Saved data entries:
_____
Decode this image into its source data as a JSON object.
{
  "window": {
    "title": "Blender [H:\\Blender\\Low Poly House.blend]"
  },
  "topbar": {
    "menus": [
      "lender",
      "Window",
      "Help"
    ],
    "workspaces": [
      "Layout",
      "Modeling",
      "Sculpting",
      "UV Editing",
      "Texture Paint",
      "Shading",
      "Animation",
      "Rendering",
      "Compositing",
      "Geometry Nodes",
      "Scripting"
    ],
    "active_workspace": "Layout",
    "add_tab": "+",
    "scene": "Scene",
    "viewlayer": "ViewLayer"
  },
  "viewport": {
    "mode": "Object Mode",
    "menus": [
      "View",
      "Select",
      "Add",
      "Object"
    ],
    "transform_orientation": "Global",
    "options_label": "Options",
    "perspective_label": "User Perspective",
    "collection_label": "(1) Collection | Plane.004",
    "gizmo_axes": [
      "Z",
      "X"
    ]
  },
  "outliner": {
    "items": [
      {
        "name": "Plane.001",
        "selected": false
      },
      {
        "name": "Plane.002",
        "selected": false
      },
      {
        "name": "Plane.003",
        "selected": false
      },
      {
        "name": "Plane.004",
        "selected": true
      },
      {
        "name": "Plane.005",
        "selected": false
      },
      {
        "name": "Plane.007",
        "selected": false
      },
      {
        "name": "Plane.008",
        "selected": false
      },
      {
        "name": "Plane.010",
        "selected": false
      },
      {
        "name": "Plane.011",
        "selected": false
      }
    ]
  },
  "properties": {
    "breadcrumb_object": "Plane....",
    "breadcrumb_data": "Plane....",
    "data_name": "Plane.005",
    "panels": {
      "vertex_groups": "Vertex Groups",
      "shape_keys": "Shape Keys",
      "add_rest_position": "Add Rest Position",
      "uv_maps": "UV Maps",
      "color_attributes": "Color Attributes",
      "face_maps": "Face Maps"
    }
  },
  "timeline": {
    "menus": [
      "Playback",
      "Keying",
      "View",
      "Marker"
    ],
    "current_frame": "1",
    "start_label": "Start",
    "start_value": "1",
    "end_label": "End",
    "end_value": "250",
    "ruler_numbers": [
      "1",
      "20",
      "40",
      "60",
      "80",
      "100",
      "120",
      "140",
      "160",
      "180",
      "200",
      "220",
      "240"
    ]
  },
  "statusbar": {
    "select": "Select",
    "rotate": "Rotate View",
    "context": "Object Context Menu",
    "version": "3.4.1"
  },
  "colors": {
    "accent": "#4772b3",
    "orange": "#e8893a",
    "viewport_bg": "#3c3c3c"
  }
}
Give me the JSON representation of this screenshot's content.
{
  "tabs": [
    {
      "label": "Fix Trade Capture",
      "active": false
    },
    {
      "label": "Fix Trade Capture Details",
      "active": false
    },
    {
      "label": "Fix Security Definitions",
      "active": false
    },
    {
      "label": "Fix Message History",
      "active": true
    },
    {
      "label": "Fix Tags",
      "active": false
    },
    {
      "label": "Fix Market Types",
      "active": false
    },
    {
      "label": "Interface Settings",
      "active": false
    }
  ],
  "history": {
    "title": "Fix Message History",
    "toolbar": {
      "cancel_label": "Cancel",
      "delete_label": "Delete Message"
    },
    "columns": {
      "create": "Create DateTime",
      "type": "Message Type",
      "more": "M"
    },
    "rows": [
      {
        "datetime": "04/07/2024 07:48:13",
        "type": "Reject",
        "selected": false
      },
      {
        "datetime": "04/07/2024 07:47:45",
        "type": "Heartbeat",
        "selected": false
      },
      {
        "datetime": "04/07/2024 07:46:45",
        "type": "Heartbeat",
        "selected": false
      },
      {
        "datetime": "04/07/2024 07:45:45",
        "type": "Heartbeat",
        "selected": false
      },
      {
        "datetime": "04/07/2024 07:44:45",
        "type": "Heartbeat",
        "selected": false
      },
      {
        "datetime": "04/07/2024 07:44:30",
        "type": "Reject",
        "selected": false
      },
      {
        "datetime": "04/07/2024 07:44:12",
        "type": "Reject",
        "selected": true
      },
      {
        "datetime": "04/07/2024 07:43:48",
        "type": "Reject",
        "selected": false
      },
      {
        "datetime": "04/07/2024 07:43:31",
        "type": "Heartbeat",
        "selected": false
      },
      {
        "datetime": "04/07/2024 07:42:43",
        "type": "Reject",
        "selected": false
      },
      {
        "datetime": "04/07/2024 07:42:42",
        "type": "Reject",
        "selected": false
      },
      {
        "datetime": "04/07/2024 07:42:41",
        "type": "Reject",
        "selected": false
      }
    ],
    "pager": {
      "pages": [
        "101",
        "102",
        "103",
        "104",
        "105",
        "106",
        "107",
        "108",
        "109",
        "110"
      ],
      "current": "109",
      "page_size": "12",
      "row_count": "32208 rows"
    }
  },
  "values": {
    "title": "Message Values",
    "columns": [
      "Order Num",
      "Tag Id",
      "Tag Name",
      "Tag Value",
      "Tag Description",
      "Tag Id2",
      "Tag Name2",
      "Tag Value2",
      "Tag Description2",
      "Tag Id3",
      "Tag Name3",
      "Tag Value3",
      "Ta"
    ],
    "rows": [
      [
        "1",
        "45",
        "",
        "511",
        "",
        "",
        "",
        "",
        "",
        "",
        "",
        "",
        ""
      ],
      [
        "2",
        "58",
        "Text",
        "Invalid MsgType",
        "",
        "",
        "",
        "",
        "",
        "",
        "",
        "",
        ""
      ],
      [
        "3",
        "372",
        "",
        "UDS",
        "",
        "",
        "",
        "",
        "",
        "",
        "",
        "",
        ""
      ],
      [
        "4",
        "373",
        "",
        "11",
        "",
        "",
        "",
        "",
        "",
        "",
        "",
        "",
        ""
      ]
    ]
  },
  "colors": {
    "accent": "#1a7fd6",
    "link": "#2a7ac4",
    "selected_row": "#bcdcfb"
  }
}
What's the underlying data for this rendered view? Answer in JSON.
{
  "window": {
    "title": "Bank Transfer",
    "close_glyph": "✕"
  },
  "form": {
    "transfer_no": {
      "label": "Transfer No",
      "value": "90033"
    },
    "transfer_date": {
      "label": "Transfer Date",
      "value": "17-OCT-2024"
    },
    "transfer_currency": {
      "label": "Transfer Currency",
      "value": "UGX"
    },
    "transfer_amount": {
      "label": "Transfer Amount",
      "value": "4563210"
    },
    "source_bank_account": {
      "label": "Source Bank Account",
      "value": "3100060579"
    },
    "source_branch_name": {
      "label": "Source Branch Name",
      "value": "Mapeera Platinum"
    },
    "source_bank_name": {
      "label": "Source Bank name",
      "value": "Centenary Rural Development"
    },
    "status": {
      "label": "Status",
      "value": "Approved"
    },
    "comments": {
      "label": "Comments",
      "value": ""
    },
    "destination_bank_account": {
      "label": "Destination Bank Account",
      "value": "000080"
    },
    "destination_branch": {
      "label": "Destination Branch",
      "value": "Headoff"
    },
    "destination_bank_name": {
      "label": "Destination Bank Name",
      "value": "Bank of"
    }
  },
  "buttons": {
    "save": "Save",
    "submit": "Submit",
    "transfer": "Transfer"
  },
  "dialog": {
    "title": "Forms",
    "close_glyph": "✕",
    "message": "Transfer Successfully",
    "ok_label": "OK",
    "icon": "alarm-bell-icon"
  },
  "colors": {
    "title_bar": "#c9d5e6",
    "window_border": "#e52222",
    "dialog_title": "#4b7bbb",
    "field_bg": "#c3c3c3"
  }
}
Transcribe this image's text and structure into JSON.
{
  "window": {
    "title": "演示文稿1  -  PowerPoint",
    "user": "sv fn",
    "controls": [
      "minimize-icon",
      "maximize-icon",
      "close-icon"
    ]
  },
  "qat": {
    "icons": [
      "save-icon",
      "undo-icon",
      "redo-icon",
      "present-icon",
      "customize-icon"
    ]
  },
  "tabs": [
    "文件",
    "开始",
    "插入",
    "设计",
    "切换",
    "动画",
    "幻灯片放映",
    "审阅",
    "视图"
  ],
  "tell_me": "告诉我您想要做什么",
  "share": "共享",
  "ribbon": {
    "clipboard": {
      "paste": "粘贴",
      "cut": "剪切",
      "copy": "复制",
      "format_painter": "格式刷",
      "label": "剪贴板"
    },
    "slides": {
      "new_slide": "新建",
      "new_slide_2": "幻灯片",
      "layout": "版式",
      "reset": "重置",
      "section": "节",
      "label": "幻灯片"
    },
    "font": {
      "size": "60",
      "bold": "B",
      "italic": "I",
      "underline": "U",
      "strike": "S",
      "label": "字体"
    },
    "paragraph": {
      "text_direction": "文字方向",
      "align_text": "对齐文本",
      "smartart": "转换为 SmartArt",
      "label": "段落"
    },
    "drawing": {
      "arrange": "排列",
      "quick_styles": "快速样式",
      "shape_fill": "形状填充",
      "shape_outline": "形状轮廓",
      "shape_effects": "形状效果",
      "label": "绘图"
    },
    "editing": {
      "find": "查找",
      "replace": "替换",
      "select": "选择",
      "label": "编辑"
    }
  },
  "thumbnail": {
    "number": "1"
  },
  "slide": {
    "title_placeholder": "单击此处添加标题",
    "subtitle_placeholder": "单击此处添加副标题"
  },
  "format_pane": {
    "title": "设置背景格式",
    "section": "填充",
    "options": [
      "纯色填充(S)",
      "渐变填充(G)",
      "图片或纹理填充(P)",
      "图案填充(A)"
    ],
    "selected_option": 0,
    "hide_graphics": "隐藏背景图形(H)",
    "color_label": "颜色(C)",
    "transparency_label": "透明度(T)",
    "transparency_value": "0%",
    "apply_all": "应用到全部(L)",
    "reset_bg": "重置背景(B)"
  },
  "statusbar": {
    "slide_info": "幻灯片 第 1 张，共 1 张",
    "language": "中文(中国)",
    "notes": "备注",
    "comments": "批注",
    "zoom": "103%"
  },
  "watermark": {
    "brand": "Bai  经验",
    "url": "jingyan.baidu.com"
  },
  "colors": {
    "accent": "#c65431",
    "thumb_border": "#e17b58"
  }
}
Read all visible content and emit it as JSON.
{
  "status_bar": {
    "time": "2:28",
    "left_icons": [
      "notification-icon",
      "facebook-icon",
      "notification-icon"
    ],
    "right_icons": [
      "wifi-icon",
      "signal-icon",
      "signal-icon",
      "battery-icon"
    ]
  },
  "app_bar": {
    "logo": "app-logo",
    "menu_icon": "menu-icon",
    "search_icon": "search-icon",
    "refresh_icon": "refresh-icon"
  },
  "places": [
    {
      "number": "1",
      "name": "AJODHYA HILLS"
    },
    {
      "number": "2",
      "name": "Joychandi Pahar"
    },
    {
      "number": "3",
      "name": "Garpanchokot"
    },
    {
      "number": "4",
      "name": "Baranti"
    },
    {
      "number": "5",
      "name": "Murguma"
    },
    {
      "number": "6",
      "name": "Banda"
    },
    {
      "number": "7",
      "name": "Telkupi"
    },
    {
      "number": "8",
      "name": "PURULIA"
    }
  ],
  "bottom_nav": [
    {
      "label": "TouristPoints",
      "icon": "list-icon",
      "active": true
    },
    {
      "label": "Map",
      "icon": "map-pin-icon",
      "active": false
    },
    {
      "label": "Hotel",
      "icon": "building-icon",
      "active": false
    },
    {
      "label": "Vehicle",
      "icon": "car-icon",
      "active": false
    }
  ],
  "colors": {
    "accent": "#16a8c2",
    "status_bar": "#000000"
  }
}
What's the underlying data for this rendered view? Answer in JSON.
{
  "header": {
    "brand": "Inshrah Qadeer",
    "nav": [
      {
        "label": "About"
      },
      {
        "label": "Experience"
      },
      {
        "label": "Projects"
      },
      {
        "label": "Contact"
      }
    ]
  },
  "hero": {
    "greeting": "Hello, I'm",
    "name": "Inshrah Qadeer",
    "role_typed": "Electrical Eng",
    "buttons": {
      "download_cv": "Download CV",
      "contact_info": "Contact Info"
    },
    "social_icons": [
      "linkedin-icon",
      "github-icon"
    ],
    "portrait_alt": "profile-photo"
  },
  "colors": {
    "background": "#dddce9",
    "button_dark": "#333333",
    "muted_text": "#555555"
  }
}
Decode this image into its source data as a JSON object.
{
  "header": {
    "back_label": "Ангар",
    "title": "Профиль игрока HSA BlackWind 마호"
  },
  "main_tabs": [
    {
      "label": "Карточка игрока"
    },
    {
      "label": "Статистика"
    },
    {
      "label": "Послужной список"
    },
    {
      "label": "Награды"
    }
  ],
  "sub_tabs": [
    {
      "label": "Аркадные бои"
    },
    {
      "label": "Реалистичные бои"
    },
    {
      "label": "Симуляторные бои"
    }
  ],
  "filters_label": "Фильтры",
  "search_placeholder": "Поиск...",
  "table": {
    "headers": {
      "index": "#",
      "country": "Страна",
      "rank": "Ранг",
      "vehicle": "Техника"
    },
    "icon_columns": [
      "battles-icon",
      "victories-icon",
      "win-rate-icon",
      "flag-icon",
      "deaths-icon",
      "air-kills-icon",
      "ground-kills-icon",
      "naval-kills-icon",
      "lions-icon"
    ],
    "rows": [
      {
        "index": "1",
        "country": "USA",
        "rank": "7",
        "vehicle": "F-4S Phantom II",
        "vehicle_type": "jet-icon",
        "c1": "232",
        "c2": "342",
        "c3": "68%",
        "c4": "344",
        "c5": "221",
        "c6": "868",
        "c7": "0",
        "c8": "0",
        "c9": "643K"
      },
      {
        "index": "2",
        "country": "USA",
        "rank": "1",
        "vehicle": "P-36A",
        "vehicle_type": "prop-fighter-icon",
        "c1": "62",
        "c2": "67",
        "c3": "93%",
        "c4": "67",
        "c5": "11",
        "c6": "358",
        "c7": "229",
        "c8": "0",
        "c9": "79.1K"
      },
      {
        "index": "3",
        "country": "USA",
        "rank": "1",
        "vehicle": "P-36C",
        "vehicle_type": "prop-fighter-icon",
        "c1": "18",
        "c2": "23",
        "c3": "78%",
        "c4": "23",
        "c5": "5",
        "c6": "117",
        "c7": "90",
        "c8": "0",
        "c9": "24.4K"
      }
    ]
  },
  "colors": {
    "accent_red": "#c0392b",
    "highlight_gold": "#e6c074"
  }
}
_____
■ Exercise task
Search the lines for the string "Capture" and copy every line that has it.

■ Result of this task
      "label": "Fix Trade Capture",
      "label": "Fix Trade Capture Details",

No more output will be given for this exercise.